Data listing:
+++++
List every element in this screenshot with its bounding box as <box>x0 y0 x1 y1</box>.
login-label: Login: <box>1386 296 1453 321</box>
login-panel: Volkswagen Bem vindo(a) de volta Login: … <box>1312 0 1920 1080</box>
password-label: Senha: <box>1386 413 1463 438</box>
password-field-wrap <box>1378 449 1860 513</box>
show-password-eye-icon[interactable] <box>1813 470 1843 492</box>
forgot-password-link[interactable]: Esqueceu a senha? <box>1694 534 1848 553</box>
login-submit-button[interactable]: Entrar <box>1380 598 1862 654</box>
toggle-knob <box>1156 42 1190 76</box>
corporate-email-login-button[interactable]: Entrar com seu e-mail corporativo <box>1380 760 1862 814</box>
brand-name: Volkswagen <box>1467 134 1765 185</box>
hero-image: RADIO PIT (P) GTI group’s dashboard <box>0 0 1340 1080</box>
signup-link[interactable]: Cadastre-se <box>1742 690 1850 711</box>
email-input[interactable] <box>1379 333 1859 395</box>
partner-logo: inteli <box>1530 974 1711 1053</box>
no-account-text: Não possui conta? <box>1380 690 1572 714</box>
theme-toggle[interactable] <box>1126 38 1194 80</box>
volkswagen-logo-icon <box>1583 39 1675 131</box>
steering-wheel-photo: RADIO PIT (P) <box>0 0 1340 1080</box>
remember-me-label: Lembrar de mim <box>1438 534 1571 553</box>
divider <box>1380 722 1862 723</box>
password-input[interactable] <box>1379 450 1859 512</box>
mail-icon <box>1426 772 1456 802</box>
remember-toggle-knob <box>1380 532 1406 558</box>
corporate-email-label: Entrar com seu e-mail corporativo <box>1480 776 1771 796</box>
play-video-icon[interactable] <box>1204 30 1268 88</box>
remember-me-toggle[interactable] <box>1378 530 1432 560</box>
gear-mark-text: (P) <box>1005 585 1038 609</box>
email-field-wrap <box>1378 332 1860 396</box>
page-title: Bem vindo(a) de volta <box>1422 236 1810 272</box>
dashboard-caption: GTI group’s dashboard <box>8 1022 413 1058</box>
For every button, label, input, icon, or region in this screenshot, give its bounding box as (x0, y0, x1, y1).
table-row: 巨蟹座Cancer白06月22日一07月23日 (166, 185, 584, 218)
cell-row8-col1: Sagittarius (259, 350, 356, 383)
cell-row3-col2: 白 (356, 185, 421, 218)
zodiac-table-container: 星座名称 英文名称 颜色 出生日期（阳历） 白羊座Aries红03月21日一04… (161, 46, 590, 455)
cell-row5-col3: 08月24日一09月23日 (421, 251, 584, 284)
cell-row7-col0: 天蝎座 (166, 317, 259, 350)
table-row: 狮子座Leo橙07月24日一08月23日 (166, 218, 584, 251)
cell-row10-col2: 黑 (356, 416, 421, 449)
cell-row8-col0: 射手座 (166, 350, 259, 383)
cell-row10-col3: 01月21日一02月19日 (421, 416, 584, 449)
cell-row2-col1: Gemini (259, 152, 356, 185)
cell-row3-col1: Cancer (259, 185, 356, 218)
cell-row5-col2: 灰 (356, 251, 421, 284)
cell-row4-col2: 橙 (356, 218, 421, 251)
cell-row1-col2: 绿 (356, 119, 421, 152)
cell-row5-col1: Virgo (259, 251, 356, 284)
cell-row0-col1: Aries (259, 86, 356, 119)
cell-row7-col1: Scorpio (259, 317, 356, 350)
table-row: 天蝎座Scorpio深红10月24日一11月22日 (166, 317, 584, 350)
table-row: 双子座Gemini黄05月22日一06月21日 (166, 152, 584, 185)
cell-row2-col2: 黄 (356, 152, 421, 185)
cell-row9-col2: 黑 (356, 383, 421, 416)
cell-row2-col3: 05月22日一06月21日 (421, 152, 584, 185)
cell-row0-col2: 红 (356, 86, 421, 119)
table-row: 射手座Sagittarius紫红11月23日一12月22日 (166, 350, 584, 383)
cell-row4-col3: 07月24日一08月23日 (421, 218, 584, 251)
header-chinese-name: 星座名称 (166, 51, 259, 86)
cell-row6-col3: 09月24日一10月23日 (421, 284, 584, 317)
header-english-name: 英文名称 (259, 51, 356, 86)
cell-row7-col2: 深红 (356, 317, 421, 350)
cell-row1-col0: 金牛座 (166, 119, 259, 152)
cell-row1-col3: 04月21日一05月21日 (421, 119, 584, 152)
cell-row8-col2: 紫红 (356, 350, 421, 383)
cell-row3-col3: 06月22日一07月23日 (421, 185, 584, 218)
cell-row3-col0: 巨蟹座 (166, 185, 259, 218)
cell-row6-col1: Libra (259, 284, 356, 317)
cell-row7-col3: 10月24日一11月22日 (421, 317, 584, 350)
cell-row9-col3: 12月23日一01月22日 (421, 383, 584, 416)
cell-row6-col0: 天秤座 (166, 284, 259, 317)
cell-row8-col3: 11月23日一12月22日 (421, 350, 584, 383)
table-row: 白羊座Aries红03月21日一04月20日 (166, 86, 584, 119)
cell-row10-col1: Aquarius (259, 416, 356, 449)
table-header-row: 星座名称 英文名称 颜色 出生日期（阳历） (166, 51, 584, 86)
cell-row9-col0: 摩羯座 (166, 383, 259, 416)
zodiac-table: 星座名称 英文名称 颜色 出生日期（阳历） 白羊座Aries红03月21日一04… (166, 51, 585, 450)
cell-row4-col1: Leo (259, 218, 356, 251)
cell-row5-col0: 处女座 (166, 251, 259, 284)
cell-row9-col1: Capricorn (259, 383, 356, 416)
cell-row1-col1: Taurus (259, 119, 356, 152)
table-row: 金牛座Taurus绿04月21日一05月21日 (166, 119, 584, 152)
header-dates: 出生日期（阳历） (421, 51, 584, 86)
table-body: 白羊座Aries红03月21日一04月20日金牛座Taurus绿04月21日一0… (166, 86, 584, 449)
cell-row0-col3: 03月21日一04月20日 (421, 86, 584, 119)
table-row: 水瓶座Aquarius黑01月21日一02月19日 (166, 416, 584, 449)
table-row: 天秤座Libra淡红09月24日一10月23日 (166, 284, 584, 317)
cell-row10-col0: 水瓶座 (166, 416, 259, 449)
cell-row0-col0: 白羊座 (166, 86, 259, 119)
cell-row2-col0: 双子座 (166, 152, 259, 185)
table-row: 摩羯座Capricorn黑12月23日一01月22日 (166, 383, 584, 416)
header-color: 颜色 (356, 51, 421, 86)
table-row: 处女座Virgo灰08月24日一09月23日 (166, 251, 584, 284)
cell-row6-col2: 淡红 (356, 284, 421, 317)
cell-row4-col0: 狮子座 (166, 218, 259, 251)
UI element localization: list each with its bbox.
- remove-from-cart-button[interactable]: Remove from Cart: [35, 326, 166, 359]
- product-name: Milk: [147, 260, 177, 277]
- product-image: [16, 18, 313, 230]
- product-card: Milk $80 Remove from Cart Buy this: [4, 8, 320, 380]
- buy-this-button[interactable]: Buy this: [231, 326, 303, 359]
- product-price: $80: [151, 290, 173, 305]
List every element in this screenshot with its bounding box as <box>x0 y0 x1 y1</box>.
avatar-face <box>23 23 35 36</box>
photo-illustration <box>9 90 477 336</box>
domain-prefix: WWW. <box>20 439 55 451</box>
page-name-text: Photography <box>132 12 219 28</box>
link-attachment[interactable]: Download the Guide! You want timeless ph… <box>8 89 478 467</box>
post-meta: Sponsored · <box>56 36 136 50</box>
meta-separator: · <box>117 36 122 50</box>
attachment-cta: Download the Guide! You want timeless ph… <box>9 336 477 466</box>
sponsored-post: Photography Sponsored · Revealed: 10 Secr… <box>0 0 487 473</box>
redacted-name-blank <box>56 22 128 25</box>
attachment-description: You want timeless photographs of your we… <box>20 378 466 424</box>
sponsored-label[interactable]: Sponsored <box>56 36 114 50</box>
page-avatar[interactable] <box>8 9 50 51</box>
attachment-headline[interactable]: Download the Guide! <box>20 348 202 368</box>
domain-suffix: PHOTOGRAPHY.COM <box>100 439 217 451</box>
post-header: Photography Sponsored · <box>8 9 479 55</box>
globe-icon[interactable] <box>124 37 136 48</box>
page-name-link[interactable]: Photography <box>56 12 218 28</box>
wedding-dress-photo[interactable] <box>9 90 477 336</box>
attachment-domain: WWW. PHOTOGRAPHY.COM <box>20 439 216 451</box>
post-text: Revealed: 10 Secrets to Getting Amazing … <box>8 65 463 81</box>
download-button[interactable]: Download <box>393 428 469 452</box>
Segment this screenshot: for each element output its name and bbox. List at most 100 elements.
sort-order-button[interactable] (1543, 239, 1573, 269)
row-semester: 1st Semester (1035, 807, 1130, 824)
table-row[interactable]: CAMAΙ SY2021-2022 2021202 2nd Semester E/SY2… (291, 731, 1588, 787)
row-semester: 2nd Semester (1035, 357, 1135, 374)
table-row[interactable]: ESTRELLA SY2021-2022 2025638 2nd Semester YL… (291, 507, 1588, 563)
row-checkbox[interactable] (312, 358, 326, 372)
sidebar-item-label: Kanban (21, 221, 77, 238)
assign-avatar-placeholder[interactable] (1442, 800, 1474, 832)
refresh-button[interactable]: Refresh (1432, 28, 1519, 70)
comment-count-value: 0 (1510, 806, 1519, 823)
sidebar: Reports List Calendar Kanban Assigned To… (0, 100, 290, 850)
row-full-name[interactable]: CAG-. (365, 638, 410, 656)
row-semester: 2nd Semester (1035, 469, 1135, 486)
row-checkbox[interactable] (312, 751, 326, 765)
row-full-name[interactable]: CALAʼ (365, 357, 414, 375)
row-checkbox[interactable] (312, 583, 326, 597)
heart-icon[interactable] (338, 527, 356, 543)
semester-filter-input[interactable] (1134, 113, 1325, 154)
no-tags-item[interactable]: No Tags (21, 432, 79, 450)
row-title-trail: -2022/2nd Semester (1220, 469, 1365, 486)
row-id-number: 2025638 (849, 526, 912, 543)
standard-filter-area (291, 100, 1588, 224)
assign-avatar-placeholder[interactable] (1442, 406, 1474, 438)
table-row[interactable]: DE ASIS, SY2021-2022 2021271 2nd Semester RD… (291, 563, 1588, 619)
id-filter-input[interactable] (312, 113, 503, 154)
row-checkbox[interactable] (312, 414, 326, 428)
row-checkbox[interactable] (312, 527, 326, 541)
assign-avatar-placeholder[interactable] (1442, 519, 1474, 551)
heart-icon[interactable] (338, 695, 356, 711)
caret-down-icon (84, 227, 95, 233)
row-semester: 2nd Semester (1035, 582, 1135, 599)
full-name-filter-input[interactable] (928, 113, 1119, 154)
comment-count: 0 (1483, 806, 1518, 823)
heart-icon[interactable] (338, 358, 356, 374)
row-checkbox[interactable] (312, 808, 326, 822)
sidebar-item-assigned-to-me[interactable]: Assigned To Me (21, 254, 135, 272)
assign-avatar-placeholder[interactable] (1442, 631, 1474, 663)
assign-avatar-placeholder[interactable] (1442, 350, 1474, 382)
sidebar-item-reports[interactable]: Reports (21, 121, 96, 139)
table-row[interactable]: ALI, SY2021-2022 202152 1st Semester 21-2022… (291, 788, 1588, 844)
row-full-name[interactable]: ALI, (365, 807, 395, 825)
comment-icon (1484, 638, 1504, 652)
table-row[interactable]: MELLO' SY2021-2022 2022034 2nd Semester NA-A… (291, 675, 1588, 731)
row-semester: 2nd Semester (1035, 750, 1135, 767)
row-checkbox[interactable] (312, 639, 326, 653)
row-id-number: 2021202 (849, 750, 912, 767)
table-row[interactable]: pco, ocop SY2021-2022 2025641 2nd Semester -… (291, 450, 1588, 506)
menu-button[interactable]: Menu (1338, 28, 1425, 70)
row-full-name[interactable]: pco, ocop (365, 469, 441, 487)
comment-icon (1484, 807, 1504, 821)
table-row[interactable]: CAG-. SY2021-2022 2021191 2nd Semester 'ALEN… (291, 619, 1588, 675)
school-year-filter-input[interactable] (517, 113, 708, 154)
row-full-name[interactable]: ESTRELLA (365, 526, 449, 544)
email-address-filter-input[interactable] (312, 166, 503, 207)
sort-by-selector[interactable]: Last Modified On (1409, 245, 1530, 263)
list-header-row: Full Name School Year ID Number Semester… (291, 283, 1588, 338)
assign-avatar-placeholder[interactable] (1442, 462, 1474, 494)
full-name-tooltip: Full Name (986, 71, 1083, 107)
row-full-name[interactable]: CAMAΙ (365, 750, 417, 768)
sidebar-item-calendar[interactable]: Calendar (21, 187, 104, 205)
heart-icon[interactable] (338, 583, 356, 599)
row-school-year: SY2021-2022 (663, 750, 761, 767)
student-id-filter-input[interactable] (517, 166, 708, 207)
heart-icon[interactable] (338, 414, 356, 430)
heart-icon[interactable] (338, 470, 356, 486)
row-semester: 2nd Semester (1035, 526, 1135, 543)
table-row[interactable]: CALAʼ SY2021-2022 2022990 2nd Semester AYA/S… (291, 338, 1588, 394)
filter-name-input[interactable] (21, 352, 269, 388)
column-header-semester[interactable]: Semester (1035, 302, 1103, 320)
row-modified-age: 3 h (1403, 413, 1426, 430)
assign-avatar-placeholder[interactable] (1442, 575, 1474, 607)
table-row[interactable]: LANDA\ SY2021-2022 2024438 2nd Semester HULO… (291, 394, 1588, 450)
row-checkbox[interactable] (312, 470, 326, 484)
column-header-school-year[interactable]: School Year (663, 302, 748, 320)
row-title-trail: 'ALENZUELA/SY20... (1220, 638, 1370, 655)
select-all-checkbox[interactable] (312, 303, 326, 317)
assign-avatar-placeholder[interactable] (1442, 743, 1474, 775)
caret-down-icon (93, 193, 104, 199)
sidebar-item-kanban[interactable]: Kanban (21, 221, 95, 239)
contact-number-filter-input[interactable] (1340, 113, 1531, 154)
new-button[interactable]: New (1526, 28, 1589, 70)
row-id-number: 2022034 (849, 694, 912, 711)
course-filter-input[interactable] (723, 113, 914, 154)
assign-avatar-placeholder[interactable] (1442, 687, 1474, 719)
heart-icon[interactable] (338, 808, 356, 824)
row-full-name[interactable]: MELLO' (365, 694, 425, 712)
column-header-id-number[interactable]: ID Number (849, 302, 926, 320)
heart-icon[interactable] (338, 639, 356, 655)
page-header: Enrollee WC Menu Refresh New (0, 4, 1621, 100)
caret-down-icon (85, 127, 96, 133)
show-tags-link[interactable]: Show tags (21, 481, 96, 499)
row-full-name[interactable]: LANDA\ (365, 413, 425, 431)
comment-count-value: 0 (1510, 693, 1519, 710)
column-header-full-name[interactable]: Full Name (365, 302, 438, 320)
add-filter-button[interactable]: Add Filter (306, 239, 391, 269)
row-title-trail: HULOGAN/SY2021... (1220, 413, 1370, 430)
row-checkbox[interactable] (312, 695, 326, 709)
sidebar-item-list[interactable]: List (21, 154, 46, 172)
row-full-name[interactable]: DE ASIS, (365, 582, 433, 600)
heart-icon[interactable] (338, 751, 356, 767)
+++++
→ JOB: Convert the rows from the start through the line containing "gear-mark-text: (P) <box>1005" into a JSON list of strings, with one string per line and blank lines omitted.

→ SOLUTION TO THIS TASK:
[
  "List every element in this screenshot with its bounding box as <box>x0 y0 x1 y1</box>.",
  "login-label: Login: <box>1386 296 1453 321</box>",
  "login-panel: Volkswagen Bem vindo(a) de volta Login: … <box>1312 0 1920 1080</box>",
  "password-label: Senha: <box>1386 413 1463 438</box>",
  "password-field-wrap <box>1378 449 1860 513</box>",
  "show-password-eye-icon[interactable] <box>1813 470 1843 492</box>",
  "forgot-password-link[interactable]: Esqueceu a senha? <box>1694 534 1848 553</box>",
  "login-submit-button[interactable]: Entrar <box>1380 598 1862 654</box>",
  "toggle-knob <box>1156 42 1190 76</box>",
  "corporate-email-login-button[interactable]: Entrar com seu e-mail corporativo <box>1380 760 1862 814</box>",
  "brand-name: Volkswagen <box>1467 134 1765 185</box>",
  "hero-image: RADIO PIT (P) GTI group’s dashboard <box>0 0 1340 1080</box>",
  "signup-link[interactable]: Cadastre-se <box>1742 690 1850 711</box>",
  "email-input[interactable] <box>1379 333 1859 395</box>",
  "partner-logo: inteli <box>1530 974 1711 1053</box>",
  "no-account-text: Não possui conta? <box>1380 690 1572 714</box>",
  "theme-toggle[interactable] <box>1126 38 1194 80</box>",
  "volkswagen-logo-icon <box>1583 39 1675 131</box>",
  "steering-wheel-photo: RADIO PIT (P) <box>0 0 1340 1080</box>",
  "remember-me-label: Lembrar de mim <box>1438 534 1571 553</box>",
  "divider <box>1380 722 1862 723</box>",
  "password-input[interactable] <box>1379 450 1859 512</box>",
  "mail-icon <box>1426 772 1456 802</box>",
  "remember-toggle-knob <box>1380 532 1406 558</box>",
  "corporate-email-label: Entrar com seu e-mail corporativo <box>1480 776 1771 796</box>",
  "play-video-icon[interactable] <box>1204 30 1268 88</box>",
  "remember-me-toggle[interactable] <box>1378 530 1432 560</box>",
  "gear-mark-text: (P) <box>1005 585 1038 609</box>"
]